Short task - Count the lines in the items below that contain the string "series", treating uppercase and lowercase as distinct. Give only the number.

Item position entries

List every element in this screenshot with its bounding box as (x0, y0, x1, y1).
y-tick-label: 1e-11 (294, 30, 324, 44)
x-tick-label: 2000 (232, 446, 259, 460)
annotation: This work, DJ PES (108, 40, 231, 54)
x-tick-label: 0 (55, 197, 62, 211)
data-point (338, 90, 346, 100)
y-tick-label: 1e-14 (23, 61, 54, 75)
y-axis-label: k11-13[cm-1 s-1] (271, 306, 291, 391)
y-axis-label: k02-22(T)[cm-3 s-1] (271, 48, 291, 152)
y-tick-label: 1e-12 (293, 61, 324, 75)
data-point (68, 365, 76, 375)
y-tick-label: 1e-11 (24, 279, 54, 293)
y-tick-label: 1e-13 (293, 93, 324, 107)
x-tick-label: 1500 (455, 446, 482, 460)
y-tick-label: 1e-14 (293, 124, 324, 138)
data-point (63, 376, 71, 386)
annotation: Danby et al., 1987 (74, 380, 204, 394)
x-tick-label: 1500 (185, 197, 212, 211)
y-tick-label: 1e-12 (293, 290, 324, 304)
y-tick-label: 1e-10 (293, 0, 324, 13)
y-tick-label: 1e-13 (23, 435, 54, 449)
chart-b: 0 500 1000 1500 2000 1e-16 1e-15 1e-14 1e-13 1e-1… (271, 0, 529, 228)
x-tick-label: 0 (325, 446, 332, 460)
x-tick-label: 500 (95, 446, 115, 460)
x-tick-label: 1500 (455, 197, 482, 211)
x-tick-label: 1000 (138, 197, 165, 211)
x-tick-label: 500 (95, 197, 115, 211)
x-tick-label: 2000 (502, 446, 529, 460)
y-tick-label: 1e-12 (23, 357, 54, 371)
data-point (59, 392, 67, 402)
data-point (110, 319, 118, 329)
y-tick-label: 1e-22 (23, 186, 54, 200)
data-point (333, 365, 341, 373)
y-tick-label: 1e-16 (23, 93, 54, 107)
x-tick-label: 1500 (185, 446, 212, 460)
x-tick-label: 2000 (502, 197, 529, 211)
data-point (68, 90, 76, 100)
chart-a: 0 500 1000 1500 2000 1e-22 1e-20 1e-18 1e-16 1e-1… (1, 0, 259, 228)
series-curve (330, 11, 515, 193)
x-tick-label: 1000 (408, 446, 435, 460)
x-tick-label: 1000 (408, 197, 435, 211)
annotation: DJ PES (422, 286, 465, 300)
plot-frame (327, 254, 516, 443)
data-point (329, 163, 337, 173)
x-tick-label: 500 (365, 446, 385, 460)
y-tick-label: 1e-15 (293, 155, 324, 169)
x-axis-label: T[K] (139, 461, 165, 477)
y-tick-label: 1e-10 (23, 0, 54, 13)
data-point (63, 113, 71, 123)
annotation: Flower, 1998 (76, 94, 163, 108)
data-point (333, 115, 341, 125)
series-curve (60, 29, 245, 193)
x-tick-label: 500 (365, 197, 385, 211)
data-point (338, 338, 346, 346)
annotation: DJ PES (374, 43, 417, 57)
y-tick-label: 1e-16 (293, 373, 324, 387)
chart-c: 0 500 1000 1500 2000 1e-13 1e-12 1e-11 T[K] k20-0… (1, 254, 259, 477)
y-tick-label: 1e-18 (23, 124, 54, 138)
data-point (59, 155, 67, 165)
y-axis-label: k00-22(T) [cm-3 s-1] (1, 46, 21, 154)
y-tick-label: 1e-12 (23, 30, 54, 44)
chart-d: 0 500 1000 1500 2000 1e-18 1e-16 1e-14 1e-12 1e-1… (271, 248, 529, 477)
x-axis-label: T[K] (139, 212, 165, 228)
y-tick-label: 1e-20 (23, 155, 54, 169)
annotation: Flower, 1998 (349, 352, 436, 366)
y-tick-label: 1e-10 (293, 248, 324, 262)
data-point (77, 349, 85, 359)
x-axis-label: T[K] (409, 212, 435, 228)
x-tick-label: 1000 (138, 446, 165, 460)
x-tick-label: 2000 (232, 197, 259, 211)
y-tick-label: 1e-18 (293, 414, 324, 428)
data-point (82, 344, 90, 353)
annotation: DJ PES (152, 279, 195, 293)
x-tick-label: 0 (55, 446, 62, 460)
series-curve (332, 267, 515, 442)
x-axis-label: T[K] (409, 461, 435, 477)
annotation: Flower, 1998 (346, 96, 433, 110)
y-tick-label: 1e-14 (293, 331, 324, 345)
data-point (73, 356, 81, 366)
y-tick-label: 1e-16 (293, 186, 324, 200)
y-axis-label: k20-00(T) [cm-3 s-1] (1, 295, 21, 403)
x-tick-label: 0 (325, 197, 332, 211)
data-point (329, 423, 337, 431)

Finished exercise - 3